EXERCISE OBJECTIVE: Each entry must be reproduced precisely as it stands.
* Start *
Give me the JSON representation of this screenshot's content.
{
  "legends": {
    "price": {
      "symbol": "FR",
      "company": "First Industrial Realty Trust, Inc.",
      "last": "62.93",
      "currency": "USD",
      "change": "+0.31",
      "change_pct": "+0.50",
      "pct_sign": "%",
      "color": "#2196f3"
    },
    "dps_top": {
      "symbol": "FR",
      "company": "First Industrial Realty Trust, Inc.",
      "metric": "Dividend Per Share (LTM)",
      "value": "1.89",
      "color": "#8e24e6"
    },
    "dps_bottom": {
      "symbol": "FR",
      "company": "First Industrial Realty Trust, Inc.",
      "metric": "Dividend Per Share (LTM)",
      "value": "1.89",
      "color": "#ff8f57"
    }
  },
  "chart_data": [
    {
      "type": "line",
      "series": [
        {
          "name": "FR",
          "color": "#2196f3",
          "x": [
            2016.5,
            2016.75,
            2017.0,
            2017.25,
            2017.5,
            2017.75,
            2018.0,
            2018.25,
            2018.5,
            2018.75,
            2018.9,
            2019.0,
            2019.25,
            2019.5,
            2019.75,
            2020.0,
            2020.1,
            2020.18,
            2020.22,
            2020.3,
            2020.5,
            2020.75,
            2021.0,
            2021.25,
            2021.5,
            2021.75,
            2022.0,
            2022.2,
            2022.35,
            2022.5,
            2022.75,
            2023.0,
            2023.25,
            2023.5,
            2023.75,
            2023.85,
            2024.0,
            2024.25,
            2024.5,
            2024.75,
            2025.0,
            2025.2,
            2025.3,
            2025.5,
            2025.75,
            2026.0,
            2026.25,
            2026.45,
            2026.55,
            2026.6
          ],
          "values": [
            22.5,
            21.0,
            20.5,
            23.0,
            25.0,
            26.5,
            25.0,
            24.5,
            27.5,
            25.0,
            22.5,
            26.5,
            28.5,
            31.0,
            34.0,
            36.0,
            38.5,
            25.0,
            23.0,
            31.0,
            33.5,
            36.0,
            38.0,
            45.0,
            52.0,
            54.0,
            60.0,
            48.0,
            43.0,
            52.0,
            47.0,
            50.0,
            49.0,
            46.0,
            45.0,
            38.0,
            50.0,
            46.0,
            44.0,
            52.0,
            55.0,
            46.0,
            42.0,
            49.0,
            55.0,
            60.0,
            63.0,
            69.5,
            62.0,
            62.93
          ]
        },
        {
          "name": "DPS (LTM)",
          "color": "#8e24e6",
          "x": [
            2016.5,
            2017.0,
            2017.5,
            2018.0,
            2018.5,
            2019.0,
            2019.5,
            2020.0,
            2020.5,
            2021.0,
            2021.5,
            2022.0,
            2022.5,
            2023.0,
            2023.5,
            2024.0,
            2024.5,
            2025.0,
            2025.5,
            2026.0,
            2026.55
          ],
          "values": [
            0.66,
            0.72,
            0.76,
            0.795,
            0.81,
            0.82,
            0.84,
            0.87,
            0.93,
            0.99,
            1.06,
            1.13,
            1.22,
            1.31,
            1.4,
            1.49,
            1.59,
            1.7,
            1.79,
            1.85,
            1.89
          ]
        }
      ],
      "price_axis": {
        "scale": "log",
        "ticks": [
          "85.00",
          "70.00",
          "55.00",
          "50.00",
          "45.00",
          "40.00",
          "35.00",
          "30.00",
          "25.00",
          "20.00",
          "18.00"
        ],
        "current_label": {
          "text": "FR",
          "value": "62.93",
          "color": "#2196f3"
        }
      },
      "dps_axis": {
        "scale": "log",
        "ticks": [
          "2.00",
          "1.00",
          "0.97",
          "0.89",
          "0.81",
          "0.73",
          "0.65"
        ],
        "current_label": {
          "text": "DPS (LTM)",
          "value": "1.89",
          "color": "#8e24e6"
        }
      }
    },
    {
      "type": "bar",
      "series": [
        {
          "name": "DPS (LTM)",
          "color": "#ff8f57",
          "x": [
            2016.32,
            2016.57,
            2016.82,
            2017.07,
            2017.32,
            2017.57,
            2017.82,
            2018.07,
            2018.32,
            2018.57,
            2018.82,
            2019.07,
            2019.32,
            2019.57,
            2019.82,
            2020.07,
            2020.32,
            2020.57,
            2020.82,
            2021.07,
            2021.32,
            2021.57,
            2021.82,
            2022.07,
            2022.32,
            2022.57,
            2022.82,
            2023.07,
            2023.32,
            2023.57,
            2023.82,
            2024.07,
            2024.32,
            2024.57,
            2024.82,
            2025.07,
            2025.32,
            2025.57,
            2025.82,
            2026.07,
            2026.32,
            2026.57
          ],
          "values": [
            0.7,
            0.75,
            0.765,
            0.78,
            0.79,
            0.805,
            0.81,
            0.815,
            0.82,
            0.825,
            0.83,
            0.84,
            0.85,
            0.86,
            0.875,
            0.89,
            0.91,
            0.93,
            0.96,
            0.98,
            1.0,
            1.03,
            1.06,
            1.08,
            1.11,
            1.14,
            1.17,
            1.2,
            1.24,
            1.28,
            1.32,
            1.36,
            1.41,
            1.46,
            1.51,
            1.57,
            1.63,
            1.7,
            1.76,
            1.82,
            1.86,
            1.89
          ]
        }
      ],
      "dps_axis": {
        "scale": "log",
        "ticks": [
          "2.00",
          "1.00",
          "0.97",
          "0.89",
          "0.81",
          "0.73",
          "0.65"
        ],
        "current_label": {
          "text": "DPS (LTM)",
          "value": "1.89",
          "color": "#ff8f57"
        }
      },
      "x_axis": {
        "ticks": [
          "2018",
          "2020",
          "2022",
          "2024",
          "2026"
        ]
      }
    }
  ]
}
* End *
FINAL RESULT:
Give me the JSON representation of this screenshot's content.
{
  "legends": {
    "price": {
      "symbol": "FR",
      "company": "First Industrial Realty Trust, Inc.",
      "last": "62.93",
      "currency": "USD",
      "change": "+0.31",
      "change_pct": "+0.50",
      "pct_sign": "%",
      "color": "#2196f3"
    },
    "dps_top": {
      "symbol": "FR",
      "company": "First Industrial Realty Trust, Inc.",
      "metric": "Dividend Per Share (LTM)",
      "value": "1.89",
      "color": "#8e24e6"
    },
    "dps_bottom": {
      "symbol": "FR",
      "company": "First Industrial Realty Trust, Inc.",
      "metric": "Dividend Per Share (LTM)",
      "value": "1.89",
      "color": "#ff8f57"
    }
  },
  "chart_data": [
    {
      "type": "line",
      "series": [
        {
          "name": "FR",
          "color": "#2196f3",
          "x": [
            2016.5,
            2016.75,
            2017.0,
            2017.25,
            2017.5,
            2017.75,
            2018.0,
            2018.25,
            2018.5,
            2018.75,
            2018.9,
            2019.0,
            2019.25,
            2019.5,
            2019.75,
            2020.0,
            2020.1,
            2020.18,
            2020.22,
            2020.3,
            2020.5,
            2020.75,
            2021.0,
            2021.25,
            2021.5,
            2021.75,
            2022.0,
            2022.2,
            2022.35,
            2022.5,
            2022.75,
            2023.0,
            2023.25,
            2023.5,
            2023.75,
            2023.85,
            2024.0,
            2024.25,
            2024.5,
            2024.75,
            2025.0,
            2025.2,
            2025.3,
            2025.5,
            2025.75,
            2026.0,
            2026.25,
            2026.45,
            2026.55,
            2026.6
          ],
          "values": [
            22.5,
            21.0,
            20.5,
            23.0,
            25.0,
            26.5,
            25.0,
            24.5,
            27.5,
            25.0,
            22.5,
            26.5,
            28.5,
            31.0,
            34.0,
            36.0,
            38.5,
            25.0,
            23.0,
            31.0,
            33.5,
            36.0,
            38.0,
            45.0,
            52.0,
            54.0,
            60.0,
            48.0,
            43.0,
            52.0,
            47.0,
            50.0,
            49.0,
            46.0,
            45.0,
            38.0,
            50.0,
            46.0,
            44.0,
            52.0,
            55.0,
            46.0,
            42.0,
            49.0,
            55.0,
            60.0,
            63.0,
            69.5,
            62.0,
            62.93
          ]
        },
        {
          "name": "DPS (LTM)",
          "color": "#8e24e6",
          "x": [
            2016.5,
            2017.0,
            2017.5,
            2018.0,
            2018.5,
            2019.0,
            2019.5,
            2020.0,
            2020.5,
            2021.0,
            2021.5,
            2022.0,
            2022.5,
            2023.0,
            2023.5,
            2024.0,
            2024.5,
            2025.0,
            2025.5,
            2026.0,
            2026.55
          ],
          "values": [
            0.66,
            0.72,
            0.76,
            0.795,
            0.81,
            0.82,
            0.84,
            0.87,
            0.93,
            0.99,
            1.06,
            1.13,
            1.22,
            1.31,
            1.4,
            1.49,
            1.59,
            1.7,
            1.79,
            1.85,
            1.89
          ]
        }
      ],
      "price_axis": {
        "scale": "log",
        "ticks": [
          "85.00",
          "70.00",
          "55.00",
          "50.00",
          "45.00",
          "40.00",
          "35.00",
          "30.00",
          "25.00",
          "20.00",
          "18.00"
        ],
        "current_label": {
          "text": "FR",
          "value": "62.93",
          "color": "#2196f3"
        }
      },
      "dps_axis": {
        "scale": "log",
        "ticks": [
          "2.00",
          "1.00",
          "0.97",
          "0.89",
          "0.81",
          "0.73",
          "0.65"
        ],
        "current_label": {
          "text": "DPS (LTM)",
          "value": "1.89",
          "color": "#8e24e6"
        }
      }
    },
    {
      "type": "bar",
      "series": [
        {
          "name": "DPS (LTM)",
          "color": "#ff8f57",
          "x": [
            2016.32,
            2016.57,
            2016.82,
            2017.07,
            2017.32,
            2017.57,
            2017.82,
            2018.07,
            2018.32,
            2018.57,
            2018.82,
            2019.07,
            2019.32,
            2019.57,
            2019.82,
            2020.07,
            2020.32,
            2020.57,
            2020.82,
            2021.07,
            2021.32,
            2021.57,
            2021.82,
            2022.07,
            2022.32,
            2022.57,
            2022.82,
            2023.07,
            2023.32,
            2023.57,
            2023.82,
            2024.07,
            2024.32,
            2024.57,
            2024.82,
            2025.07,
            2025.32,
            2025.57,
            2025.82,
            2026.07,
            2026.32,
            2026.57
          ],
          "values": [
            0.7,
            0.75,
            0.765,
            0.78,
            0.79,
            0.805,
            0.81,
            0.815,
            0.82,
            0.825,
            0.83,
            0.84,
            0.85,
            0.86,
            0.875,
            0.89,
            0.91,
            0.93,
            0.96,
            0.98,
            1.0,
            1.03,
            1.06,
            1.08,
            1.11,
            1.14,
            1.17,
            1.2,
            1.24,
            1.28,
            1.32,
            1.36,
            1.41,
            1.46,
            1.51,
            1.57,
            1.63,
            1.7,
            1.76,
            1.82,
            1.86,
            1.89
          ]
        }
      ],
      "dps_axis": {
        "scale": "log",
        "ticks": [
          "2.00",
          "1.00",
          "0.97",
          "0.89",
          "0.81",
          "0.73",
          "0.65"
        ],
        "current_label": {
          "text": "DPS (LTM)",
          "value": "1.89",
          "color": "#ff8f57"
        }
      },
      "x_axis": {
        "ticks": [
          "2018",
          "2020",
          "2022",
          "2024",
          "2026"
        ]
      }
    }
  ]
}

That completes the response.